Output each entry below as it stands, leaving out every picture.

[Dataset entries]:
---+---
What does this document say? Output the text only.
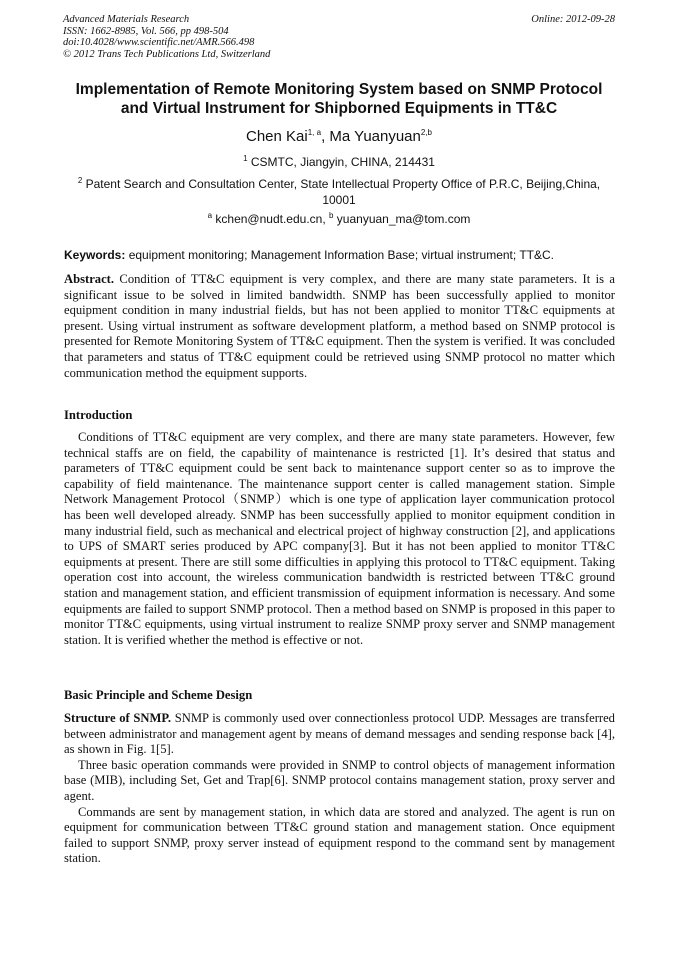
Advanced Materials Research
ISSN: 1662-8985, Vol. 566, pp 498-504
doi:10.4028/www.scientific.net/AMR.566.498
© 2012 Trans Tech Publications Ltd, Switzerland
Online: 2012-09-28
Implementation of Remote Monitoring System based on SNMP Protocol
and Virtual Instrument for Shipborned Equipments in TT&C
Chen Kai$^{1, a}$, Ma Yuanyuan$^{2,b}$
$^1$ CSMTC, Jiangyin, CHINA, 214431
$^2$ Patent Search and Consultation Center, State Intellectual Property Office of P.R.C, Beijing,China,
10001
$^a$ kchen@nudt.edu.cn, $^b$ yuanyuan_ma@tom.com
Keywords: equipment monitoring; Management Information Base; virtual instrument; TT&C.
Abstract. Condition of TT&C equipment is very complex, and there are many state parameters. It is a significant issue to be solved in limited bandwidth. SNMP has been successfully applied to monitor equipment condition in many industrial fields, but has not been applied to monitor TT&C equipments at present. Using virtual instrument as software development platform, a method based on SNMP protocol is presented for Remote Monitoring System of TT&C equipment. Then the system is verified. It was concluded that parameters and status of TT&C equipment could be retrieved using SNMP protocol no matter which communication method the equipment supports.
Introduction
Conditions of TT&C equipment are very complex, and there are many state parameters. However, few technical staffs are on field, the capability of maintenance is restricted [1]. It’s desired that status and parameters of TT&C equipment could be sent back to maintenance support center so as to improve the capability of field maintenance. The maintenance support center is called management station. Simple Network Management Protocol（SNMP）which is one type of application layer communication protocol has been well developed already. SNMP has been successfully applied to monitor equipment condition in many industrial field, such as mechanical and electrical project of highway construction [2], and applications to UPS of SMART series produced by APC company[3]. But it has not been applied to monitor TT&C equipments at present. There are still some difficulties in applying this protocol to TT&C equipment. Taking operation cost into account, the wireless communication bandwidth is restricted between TT&C ground station and management station, and efficient transmission of equipment information is necessary. And some equipments are failed to support SNMP protocol. Then a method based on SNMP is proposed in this paper to monitor TT&C equipments, using virtual instrument to realize SNMP proxy server and SNMP management station. It is verified whether the method is effective or not.
Basic Principle and Scheme Design

Structure of SNMP. SNMP is commonly used over connectionless protocol UDP. Messages are transferred between administrator and management agent by means of demand messages and sending response back [4], as shown in Fig. 1[5].

Three basic operation commands were provided in SNMP to control objects of management information base (MIB), including Set, Get and Trap[6]. SNMP protocol contains management station, proxy server and agent.

Commands are sent by management station, in which data are stored and analyzed. The agent is run on equipment for communication between TT&C ground station and management station. Once equipment failed to support SNMP, proxy server instead of equipment respond to the command sent by management station.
---+---
[CORRECT OUTPUT]:
What does this document say? Output the text only.
Advanced Materials Research
ISSN: 1662-8985, Vol. 566, pp 498-504
doi:10.4028/www.scientific.net/AMR.566.498
© 2012 Trans Tech Publications Ltd, Switzerland
Online: 2012-09-28
Implementation of Remote Monitoring System based on SNMP Protocol
and Virtual Instrument for Shipborned Equipments in TT&C
Chen Kai$^{1, a}$, Ma Yuanyuan$^{2,b}$
$^1$ CSMTC, Jiangyin, CHINA, 214431
$^2$ Patent Search and Consultation Center, State Intellectual Property Office of P.R.C, Beijing,China,
10001
$^a$ kchen@nudt.edu.cn, $^b$ yuanyuan_ma@tom.com
Keywords: equipment monitoring; Management Information Base; virtual instrument; TT&C.
Abstract. Condition of TT&C equipment is very complex, and there are many state parameters. It is a significant issue to be solved in limited bandwidth. SNMP has been successfully applied to monitor equipment condition in many industrial fields, but has not been applied to monitor TT&C equipments at present. Using virtual instrument as software development platform, a method based on SNMP protocol is presented for Remote Monitoring System of TT&C equipment. Then the system is verified. It was concluded that parameters and status of TT&C equipment could be retrieved using SNMP protocol no matter which communication method the equipment supports.
Introduction
Conditions of TT&C equipment are very complex, and there are many state parameters. However, few technical staffs are on field, the capability of maintenance is restricted [1]. It’s desired that status and parameters of TT&C equipment could be sent back to maintenance support center so as to improve the capability of field maintenance. The maintenance support center is called management station. Simple Network Management Protocol（SNMP）which is one type of application layer communication protocol has been well developed already. SNMP has been successfully applied to monitor equipment condition in many industrial field, such as mechanical and electrical project of highway construction [2], and applications to UPS of SMART series produced by APC company[3]. But it has not been applied to monitor TT&C equipments at present. There are still some difficulties in applying this protocol to TT&C equipment. Taking operation cost into account, the wireless communication bandwidth is restricted between TT&C ground station and management station, and efficient transmission of equipment information is necessary. And some equipments are failed to support SNMP protocol. Then a method based on SNMP is proposed in this paper to monitor TT&C equipments, using virtual instrument to realize SNMP proxy server and SNMP management station. It is verified whether the method is effective or not.
Basic Principle and Scheme Design

Structure of SNMP. SNMP is commonly used over connectionless protocol UDP. Messages are transferred between administrator and management agent by means of demand messages and sending response back [4], as shown in Fig. 1[5].

Three basic operation commands were provided in SNMP to control objects of management information base (MIB), including Set, Get and Trap[6]. SNMP protocol contains management station, proxy server and agent.

Commands are sent by management station, in which data are stored and analyzed. The agent is run on equipment for communication between TT&C ground station and management station. Once equipment failed to support SNMP, proxy server instead of equipment respond to the command sent by management station.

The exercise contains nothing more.